- [The task] Restate the data below word for word. Skip any images it contains.

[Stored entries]
┄┄┄┄┄┄┄┄┄┄┄┄┄┄┄┄┄┄┄┄

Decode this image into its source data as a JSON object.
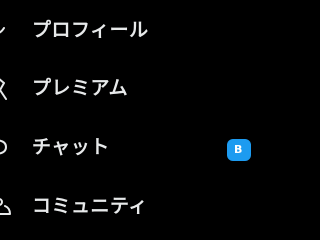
{
  "menu": {
    "items": [
      {
        "label": "プロフィール",
        "icon": "profile-icon"
      },
      {
        "label": "プレミアム",
        "icon": "premium-icon"
      },
      {
        "label": "チャット",
        "icon": "chat-icon",
        "badge": "B"
      },
      {
        "label": "コミュニティ",
        "icon": "communities-icon"
      }
    ]
  },
  "colors": {
    "background": "#000000",
    "text": "#e7e9ea",
    "badge": "#1d9bf0"
  }
}
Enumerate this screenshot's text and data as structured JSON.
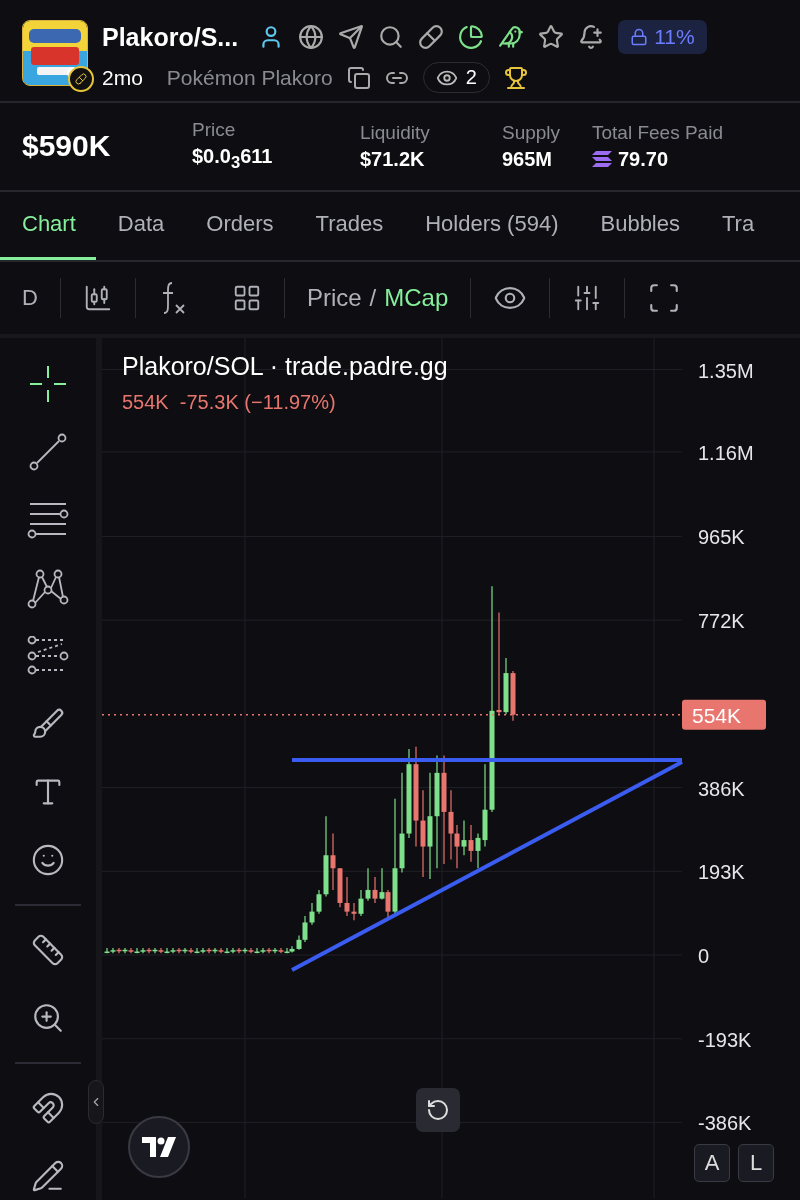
{
  "token": {
    "name": "Plakoro/S...",
    "age": "2mo",
    "full_name": "Pokémon Plakoro",
    "watchers": "2",
    "lock_percent": "11%"
  },
  "stats": {
    "market_cap": "$590K",
    "items": [
      {
        "label": "Price",
        "value": "$0.0$_{3}$611",
        "kind": "plain"
      },
      {
        "label": "Liquidity",
        "value": "$71.2K",
        "kind": "plain"
      },
      {
        "label": "Supply",
        "value": "965M",
        "kind": "plain"
      },
      {
        "label": "Total Fees Paid",
        "value": "79.70",
        "kind": "sol"
      }
    ]
  },
  "tabs": [
    {
      "label": "Chart",
      "selected": true
    },
    {
      "label": "Data",
      "selected": false
    },
    {
      "label": "Orders",
      "selected": false
    },
    {
      "label": "Trades",
      "selected": false
    },
    {
      "label": "Holders",
      "count": "(594)",
      "selected": false
    },
    {
      "label": "Bubbles",
      "selected": false
    },
    {
      "label": "Tra",
      "selected": false
    }
  ],
  "toolbar": {
    "interval": "D",
    "separator": "/",
    "modes": [
      {
        "label": "Price",
        "selected": false
      },
      {
        "label": "MCap",
        "selected": true
      }
    ]
  },
  "tools": [
    [
      {
        "kind": "crosshair",
        "selected": true
      },
      {
        "kind": "line",
        "selected": false
      },
      {
        "kind": "levels",
        "selected": false
      },
      {
        "kind": "pattern",
        "selected": false
      },
      {
        "kind": "fib",
        "selected": false
      },
      {
        "kind": "brush",
        "selected": false
      },
      {
        "kind": "text",
        "selected": false
      },
      {
        "kind": "emoji",
        "selected": false
      }
    ],
    [
      {
        "kind": "ruler",
        "selected": false
      },
      {
        "kind": "zoom",
        "selected": false
      }
    ],
    [
      {
        "kind": "magnet",
        "selected": false
      },
      {
        "kind": "lock",
        "selected": false
      }
    ]
  ],
  "chart": {
    "title": "Plakoro/SOL · trade.padre.gg",
    "change": "554K  -75.3K (−11.97%)",
    "y_labels": [
      "1.35M",
      "1.16M",
      "965K",
      "772K",
      "386K",
      "193K",
      "0",
      "-193K",
      "-386K"
    ],
    "price_tag": "554K",
    "scale_buttons": [
      "A",
      "L"
    ]
  }
}
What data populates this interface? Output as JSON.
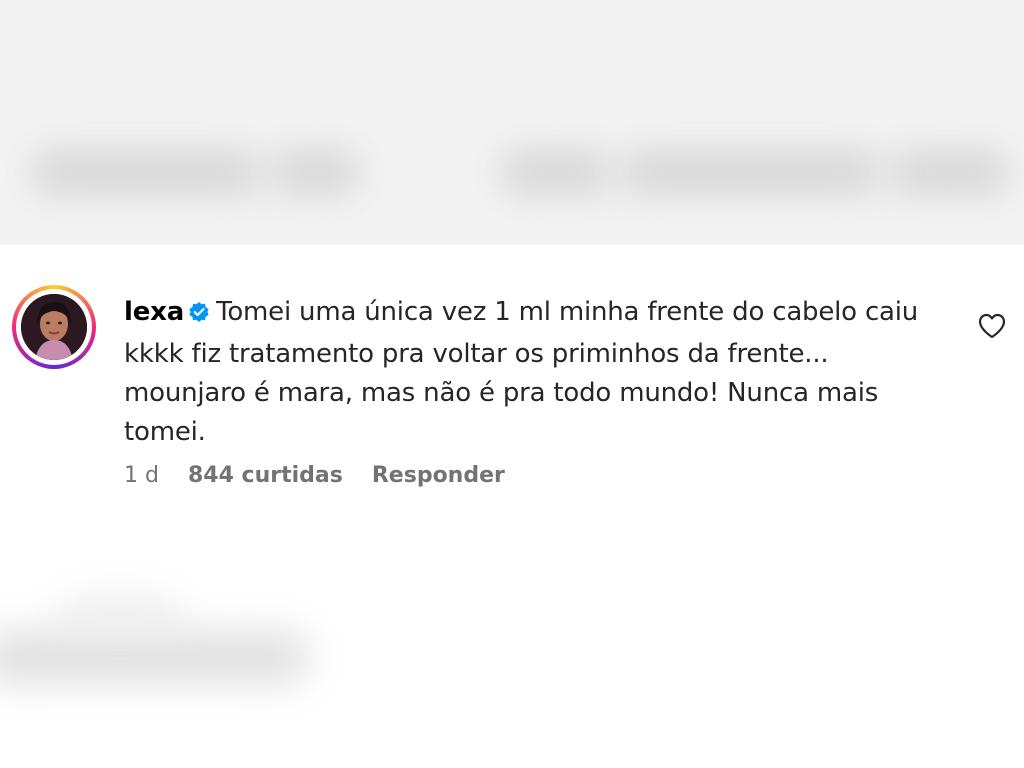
{
  "comment": {
    "username": "lexa",
    "verified": true,
    "text": "Tomei uma única vez 1 ml minha frente do cabelo caiu kkkk fiz tratamento pra voltar os priminhos da frente... mounjaro é mara, mas não é pra todo mundo! Nunca mais tomei.",
    "time": "1 d",
    "likes": "844 curtidas",
    "reply_label": "Responder"
  },
  "icons": {
    "avatar": "user-avatar-icon",
    "verified": "verified-badge-icon",
    "like": "heart-icon"
  },
  "colors": {
    "verified_blue": "#0095f6",
    "text": "#262626",
    "meta": "#737373"
  }
}
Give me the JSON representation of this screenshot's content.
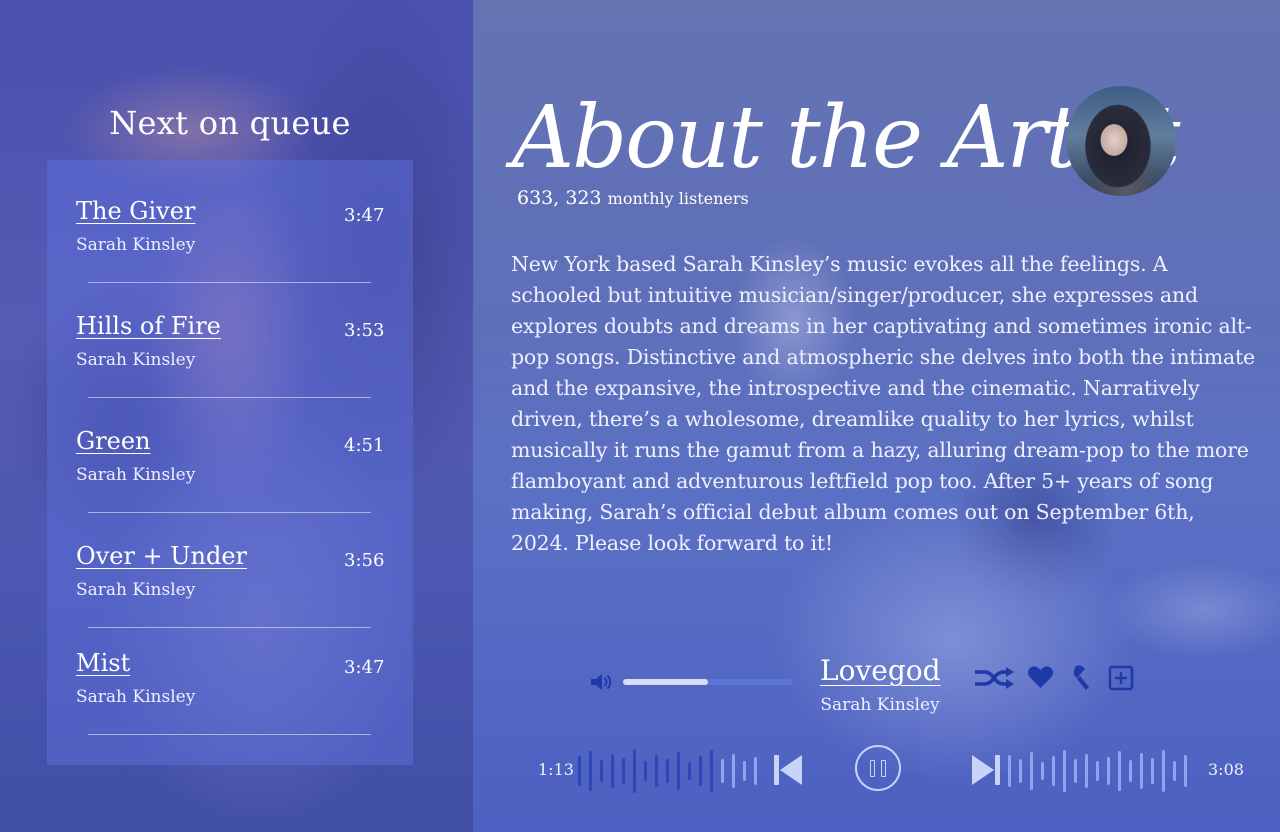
{
  "queue": {
    "title": "Next on queue",
    "items": [
      {
        "title": "The Giver",
        "artist": "Sarah Kinsley",
        "duration": "3:47"
      },
      {
        "title": "Hills of Fire",
        "artist": "Sarah Kinsley",
        "duration": "3:53"
      },
      {
        "title": "Green",
        "artist": "Sarah Kinsley",
        "duration": "4:51"
      },
      {
        "title": "Over + Under",
        "artist": "Sarah Kinsley",
        "duration": "3:56"
      },
      {
        "title": "Mist",
        "artist": "Sarah Kinsley",
        "duration": "3:47"
      }
    ]
  },
  "about": {
    "title": "About the Artist",
    "listeners_count": "633, 323",
    "listeners_label": "monthly listeners",
    "bio": "New York based Sarah Kinsley’s music evokes all the feelings. A schooled but intuitive musician/singer/producer, she expresses and explores doubts and dreams in her captivating and sometimes ironic alt-pop songs. Distinctive and atmospheric she delves into both the intimate and the expansive, the introspective and the cinematic. Narratively driven, there’s a wholesome, dreamlike quality to her lyrics, whilst musically it runs the gamut from a hazy, alluring dream-pop to the more flamboyant and adventurous leftfield pop too. After 5+ years of song making, Sarah’s official debut album comes out on September 6th, 2024. Please look forward to it!"
  },
  "player": {
    "track_title": "Lovegod",
    "track_artist": "Sarah Kinsley",
    "elapsed": "1:13",
    "total": "3:08",
    "volume": 0.5,
    "progress": 0.39,
    "state": "playing",
    "icons": {
      "volume": "volume-icon",
      "shuffle": "shuffle-icon",
      "like": "heart-icon",
      "lyrics": "microphone-icon",
      "add": "add-to-playlist-icon",
      "previous": "skip-previous-icon",
      "pause": "pause-icon",
      "next": "skip-next-icon"
    }
  },
  "colors": {
    "accent_dark": "#1f3aa8",
    "wave_played": "#2f46b8",
    "wave_unplayed": "#8ea4ee",
    "text": "#ffffff"
  }
}
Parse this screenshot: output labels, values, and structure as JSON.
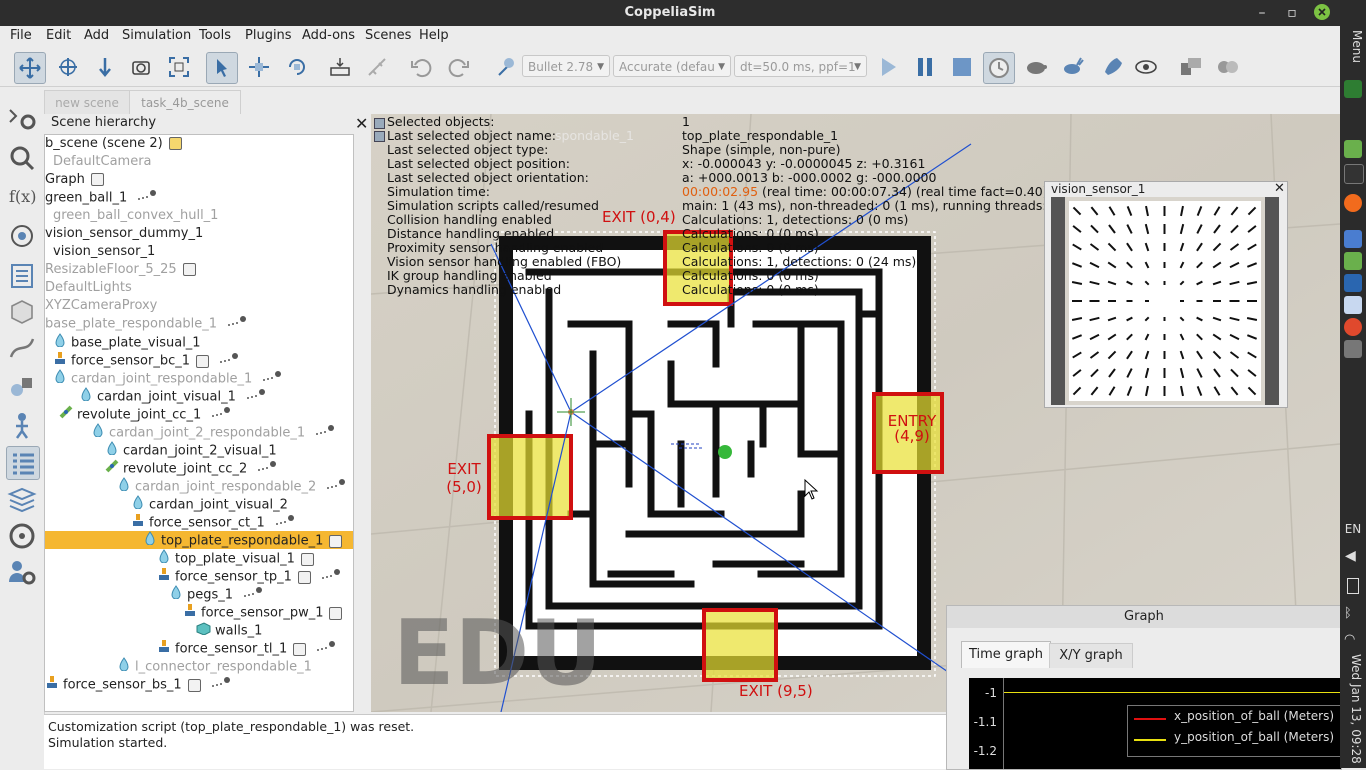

┄┄┄┄┄┄┄┄┄┄┄┄┄┄┄┄┄┄┄┄

- [Solution to this exercise]
Decode this image into its source data as a JSON object.
{
  "menu": {
    "items": [
      {
        "label": "プロフィール",
        "icon": "profile-icon"
      },
      {
        "label": "プレミアム",
        "icon": "premium-icon"
      },
      {
        "label": "チャット",
        "icon": "chat-icon",
        "badge": "B"
      },
      {
        "label": "コミュニティ",
        "icon": "communities-icon"
      }
    ]
  },
  "colors": {
    "background": "#000000",
    "text": "#e7e9ea",
    "badge": "#1d9bf0"
  }
}
Enumerate this screenshot's text and data as structured JSON.
{
  "token": {
    "name": "Plakoro/S...",
    "age": "2mo",
    "full_name": "Pokémon Plakoro",
    "watchers": "2",
    "lock_percent": "11%"
  },
  "stats": {
    "market_cap": "$590K",
    "items": [
      {
        "label": "Price",
        "value": "$0.0$_{3}$611",
        "kind": "plain"
      },
      {
        "label": "Liquidity",
        "value": "$71.2K",
        "kind": "plain"
      },
      {
        "label": "Supply",
        "value": "965M",
        "kind": "plain"
      },
      {
        "label": "Total Fees Paid",
        "value": "79.70",
        "kind": "sol"
      }
    ]
  },
  "tabs": [
    {
      "label": "Chart",
      "selected": true
    },
    {
      "label": "Data",
      "selected": false
    },
    {
      "label": "Orders",
      "selected": false
    },
    {
      "label": "Trades",
      "selected": false
    },
    {
      "label": "Holders",
      "count": "(594)",
      "selected": false
    },
    {
      "label": "Bubbles",
      "selected": false
    },
    {
      "label": "Tra",
      "selected": false
    }
  ],
  "toolbar": {
    "interval": "D",
    "separator": "/",
    "modes": [
      {
        "label": "Price",
        "selected": false
      },
      {
        "label": "MCap",
        "selected": true
      }
    ]
  },
  "tools": [
    [
      {
        "kind": "crosshair",
        "selected": true
      },
      {
        "kind": "line",
        "selected": false
      },
      {
        "kind": "levels",
        "selected": false
      },
      {
        "kind": "pattern",
        "selected": false
      },
      {
        "kind": "fib",
        "selected": false
      },
      {
        "kind": "brush",
        "selected": false
      },
      {
        "kind": "text",
        "selected": false
      },
      {
        "kind": "emoji",
        "selected": false
      }
    ],
    [
      {
        "kind": "ruler",
        "selected": false
      },
      {
        "kind": "zoom",
        "selected": false
      }
    ],
    [
      {
        "kind": "magnet",
        "selected": false
      },
      {
        "kind": "lock",
        "selected": false
      }
    ]
  ],
  "chart": {
    "title": "Plakoro/SOL · trade.padre.gg",
    "change": "554K  -75.3K (−11.97%)",
    "y_labels": [
      "1.35M",
      "1.16M",
      "965K",
      "772K",
      "386K",
      "193K",
      "0",
      "-193K",
      "-386K"
    ],
    "price_tag": "554K",
    "scale_buttons": [
      "A",
      "L"
    ]
  }
}
What data populates this interface? Output as JSON.
{
  "comment": {
    "username": "lexa",
    "verified": true,
    "text": "Tomei uma única vez 1 ml minha frente do cabelo caiu kkkk fiz tratamento pra voltar os priminhos da frente... mounjaro é mara, mas não é pra todo mundo! Nunca mais tomei.",
    "time": "1 d",
    "likes": "844 curtidas",
    "reply_label": "Responder"
  },
  "icons": {
    "avatar": "user-avatar-icon",
    "verified": "verified-badge-icon",
    "like": "heart-icon"
  },
  "colors": {
    "verified_blue": "#0095f6",
    "text": "#262626",
    "meta": "#737373"
  }
}
Give me the JSON representation of this screenshot's content.
{
  "queue": {
    "title": "Next on queue",
    "items": [
      {
        "title": "The Giver",
        "artist": "Sarah Kinsley",
        "duration": "3:47"
      },
      {
        "title": "Hills of Fire",
        "artist": "Sarah Kinsley",
        "duration": "3:53"
      },
      {
        "title": "Green",
        "artist": "Sarah Kinsley",
        "duration": "4:51"
      },
      {
        "title": "Over + Under",
        "artist": "Sarah Kinsley",
        "duration": "3:56"
      },
      {
        "title": "Mist",
        "artist": "Sarah Kinsley",
        "duration": "3:47"
      }
    ]
  },
  "about": {
    "title": "About the Artist",
    "listeners_count": "633, 323",
    "listeners_label": "monthly listeners",
    "bio": "New York based Sarah Kinsley’s music evokes all the feelings. A schooled but intuitive musician/singer/producer, she expresses and explores doubts and dreams in her captivating and sometimes ironic alt-pop songs. Distinctive and atmospheric she delves into both the intimate and the expansive, the introspective and the cinematic. Narratively driven, there’s a wholesome, dreamlike quality to her lyrics, whilst musically it runs the gamut from a hazy, alluring dream-pop to the more flamboyant and adventurous leftfield pop too. After 5+ years of song making, Sarah’s official debut album comes out on September 6th, 2024. Please look forward to it!"
  },
  "player": {
    "track_title": "Lovegod",
    "track_artist": "Sarah Kinsley",
    "elapsed": "1:13",
    "total": "3:08",
    "volume": 0.5,
    "progress": 0.39,
    "state": "playing",
    "icons": {
      "volume": "volume-icon",
      "shuffle": "shuffle-icon",
      "like": "heart-icon",
      "lyrics": "microphone-icon",
      "add": "add-to-playlist-icon",
      "previous": "skip-previous-icon",
      "pause": "pause-icon",
      "next": "skip-next-icon"
    }
  },
  "colors": {
    "accent_dark": "#1f3aa8",
    "wave_played": "#2f46b8",
    "wave_unplayed": "#8ea4ee",
    "text": "#ffffff"
  }
}
Parse this screenshot: output labels, values, and structure as JSON.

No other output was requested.